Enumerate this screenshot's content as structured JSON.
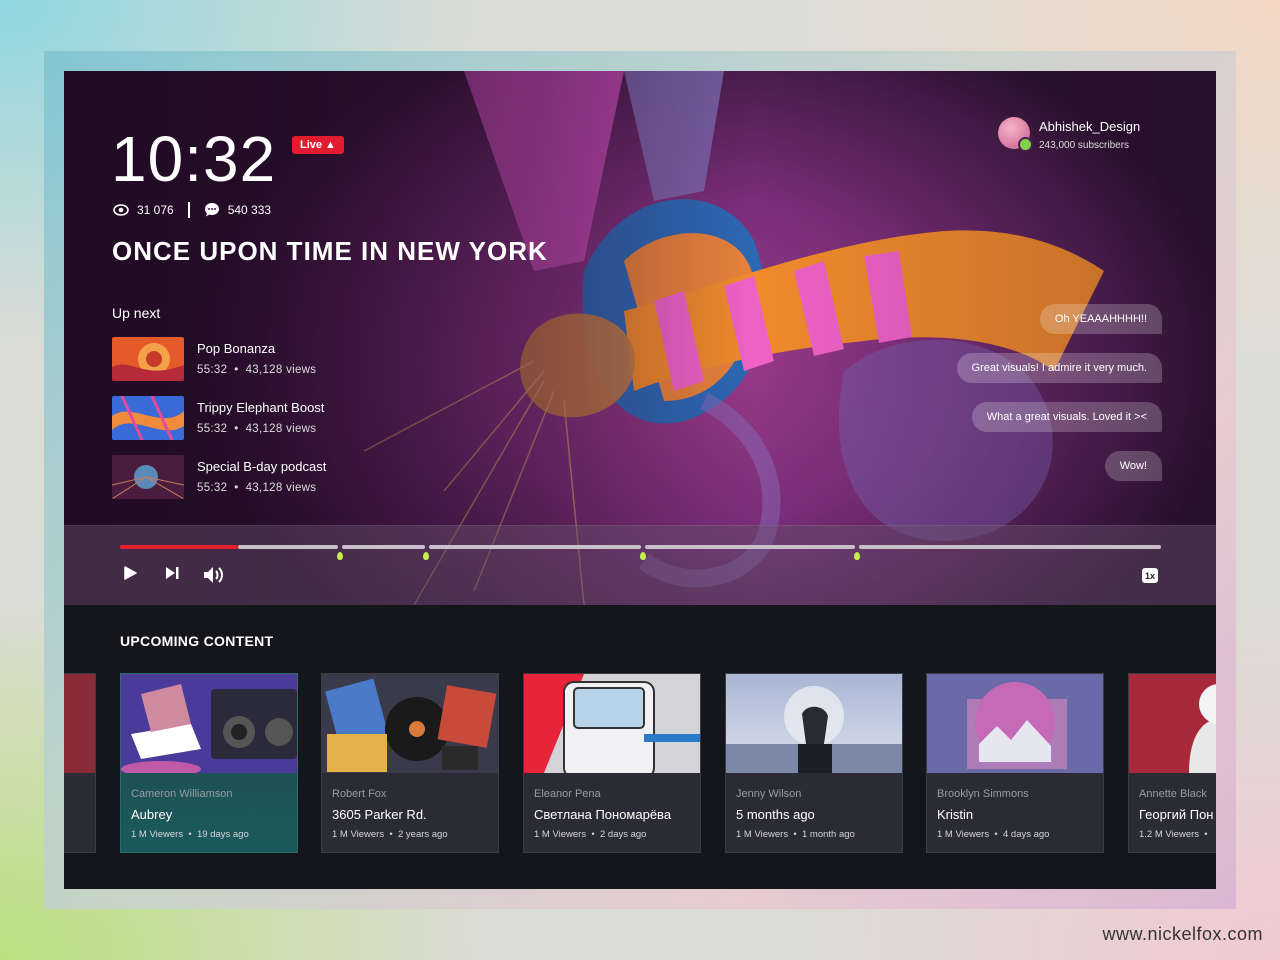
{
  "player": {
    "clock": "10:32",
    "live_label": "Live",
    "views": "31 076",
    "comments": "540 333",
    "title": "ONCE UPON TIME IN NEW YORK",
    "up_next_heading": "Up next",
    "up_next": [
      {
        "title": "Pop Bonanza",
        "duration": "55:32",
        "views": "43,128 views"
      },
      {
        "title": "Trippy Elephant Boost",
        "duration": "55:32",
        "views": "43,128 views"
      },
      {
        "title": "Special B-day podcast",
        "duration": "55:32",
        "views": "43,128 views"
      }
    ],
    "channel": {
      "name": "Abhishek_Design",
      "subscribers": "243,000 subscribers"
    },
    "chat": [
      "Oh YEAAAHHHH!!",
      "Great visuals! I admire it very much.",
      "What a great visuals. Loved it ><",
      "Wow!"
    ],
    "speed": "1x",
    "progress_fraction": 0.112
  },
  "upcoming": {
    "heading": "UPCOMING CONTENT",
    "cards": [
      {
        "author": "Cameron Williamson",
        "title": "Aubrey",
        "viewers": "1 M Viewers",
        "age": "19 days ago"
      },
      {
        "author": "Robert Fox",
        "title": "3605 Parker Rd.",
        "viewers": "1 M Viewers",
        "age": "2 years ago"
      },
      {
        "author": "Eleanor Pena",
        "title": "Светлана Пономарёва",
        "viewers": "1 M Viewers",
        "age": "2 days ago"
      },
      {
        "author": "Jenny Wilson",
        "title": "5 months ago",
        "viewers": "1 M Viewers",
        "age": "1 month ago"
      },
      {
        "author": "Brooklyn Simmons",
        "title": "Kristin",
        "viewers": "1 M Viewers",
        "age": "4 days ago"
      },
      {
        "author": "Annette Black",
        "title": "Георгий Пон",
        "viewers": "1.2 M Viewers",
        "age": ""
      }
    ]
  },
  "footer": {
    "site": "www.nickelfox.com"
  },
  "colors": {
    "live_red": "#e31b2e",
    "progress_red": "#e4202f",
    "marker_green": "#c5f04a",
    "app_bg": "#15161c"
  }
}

++++++++

**Task description**
Search the entries for "days" and copy out each line that has it.

**Task solution**
        "age": "19 days ago"
        "age": "2 days ago"
        "age": "4 days ago"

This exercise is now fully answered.